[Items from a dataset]
++++++++++

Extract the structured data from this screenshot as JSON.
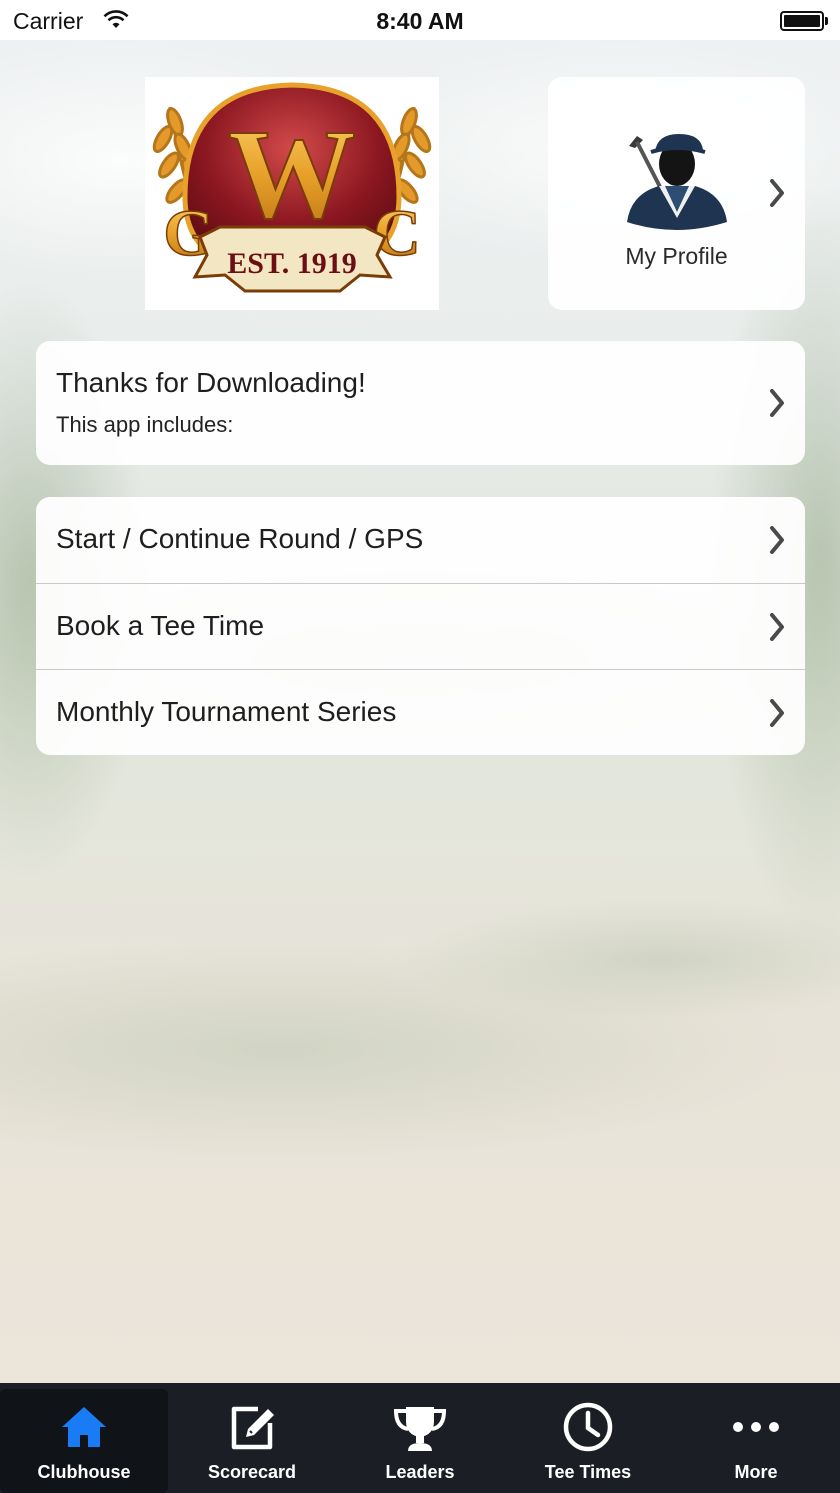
{
  "status_bar": {
    "carrier": "Carrier",
    "time": "8:40 AM"
  },
  "logo": {
    "monogram_left": "G",
    "monogram_main": "W",
    "monogram_right": "C",
    "ribbon": "EST. 1919",
    "colors": {
      "maroon": "#8a1620",
      "gold": "#e8a12a",
      "cream": "#f3e6c3"
    }
  },
  "profile": {
    "label": "My Profile",
    "icon": "golfer-avatar-icon"
  },
  "welcome_card": {
    "title": "Thanks for Downloading!",
    "subtitle": "This app includes:"
  },
  "menu": {
    "items": [
      {
        "label": "Start / Continue Round / GPS"
      },
      {
        "label": "Book a Tee Time"
      },
      {
        "label": "Monthly Tournament Series"
      }
    ]
  },
  "tab_bar": {
    "accent": "#1a7cf5",
    "tabs": [
      {
        "label": "Clubhouse",
        "icon": "home-icon",
        "active": true
      },
      {
        "label": "Scorecard",
        "icon": "edit-icon",
        "active": false
      },
      {
        "label": "Leaders",
        "icon": "trophy-icon",
        "active": false
      },
      {
        "label": "Tee Times",
        "icon": "clock-icon",
        "active": false
      },
      {
        "label": "More",
        "icon": "more-dots-icon",
        "active": false
      }
    ]
  }
}
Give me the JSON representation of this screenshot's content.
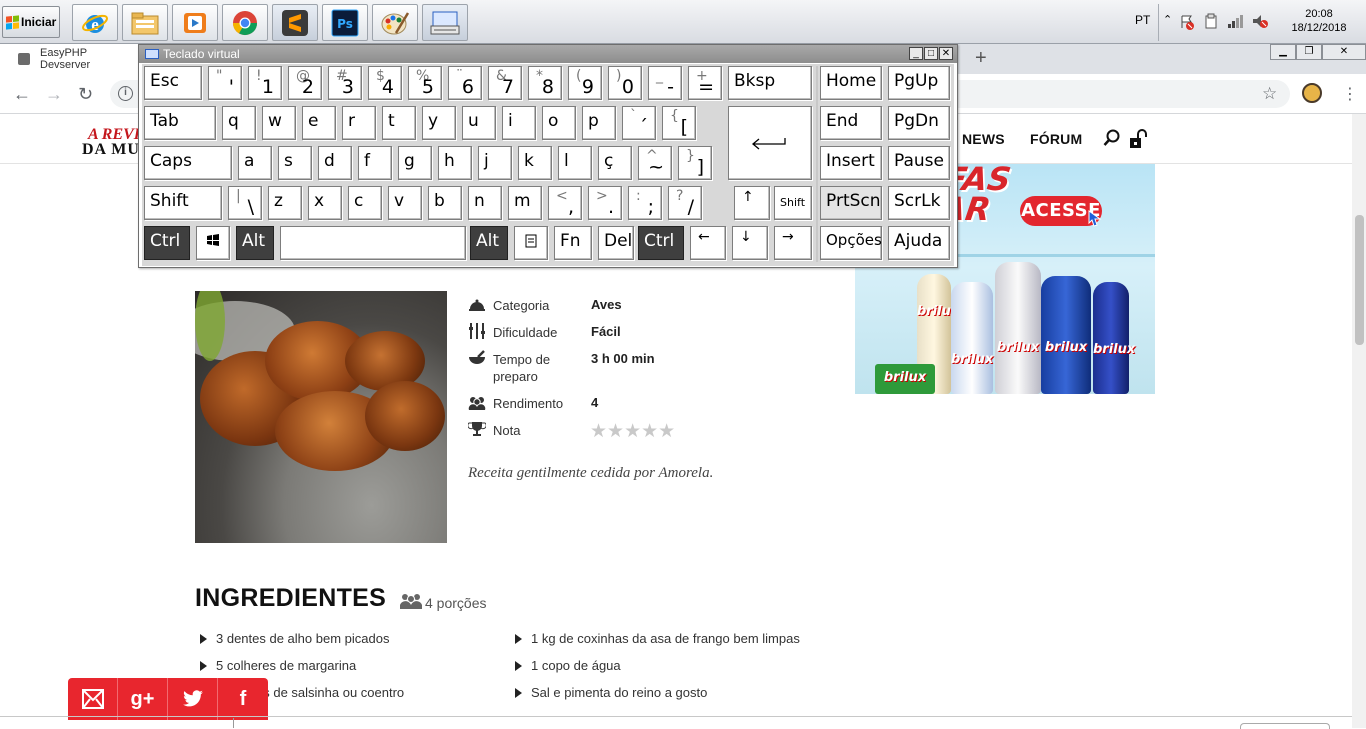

++++++++++

### [YOUR TASK]
Write out again every line above exactly as given; the pictures do not belong in the copy.

### [EXERCISE ANSWER]
Extract the structured data from this screenshot as JSON.
{
  "status_bar": {
    "carrier": "Carrier",
    "time": "8:40 AM"
  },
  "logo": {
    "monogram_left": "G",
    "monogram_main": "W",
    "monogram_right": "C",
    "ribbon": "EST. 1919",
    "colors": {
      "maroon": "#8a1620",
      "gold": "#e8a12a",
      "cream": "#f3e6c3"
    }
  },
  "profile": {
    "label": "My Profile",
    "icon": "golfer-avatar-icon"
  },
  "welcome_card": {
    "title": "Thanks for Downloading!",
    "subtitle": "This app includes:"
  },
  "menu": {
    "items": [
      {
        "label": "Start / Continue Round / GPS"
      },
      {
        "label": "Book a Tee Time"
      },
      {
        "label": "Monthly Tournament Series"
      }
    ]
  },
  "tab_bar": {
    "accent": "#1a7cf5",
    "tabs": [
      {
        "label": "Clubhouse",
        "icon": "home-icon",
        "active": true
      },
      {
        "label": "Scorecard",
        "icon": "edit-icon",
        "active": false
      },
      {
        "label": "Leaders",
        "icon": "trophy-icon",
        "active": false
      },
      {
        "label": "Tee Times",
        "icon": "clock-icon",
        "active": false
      },
      {
        "label": "More",
        "icon": "more-dots-icon",
        "active": false
      }
    ]
  }
}
Give me the JSON representation of this screenshot's content.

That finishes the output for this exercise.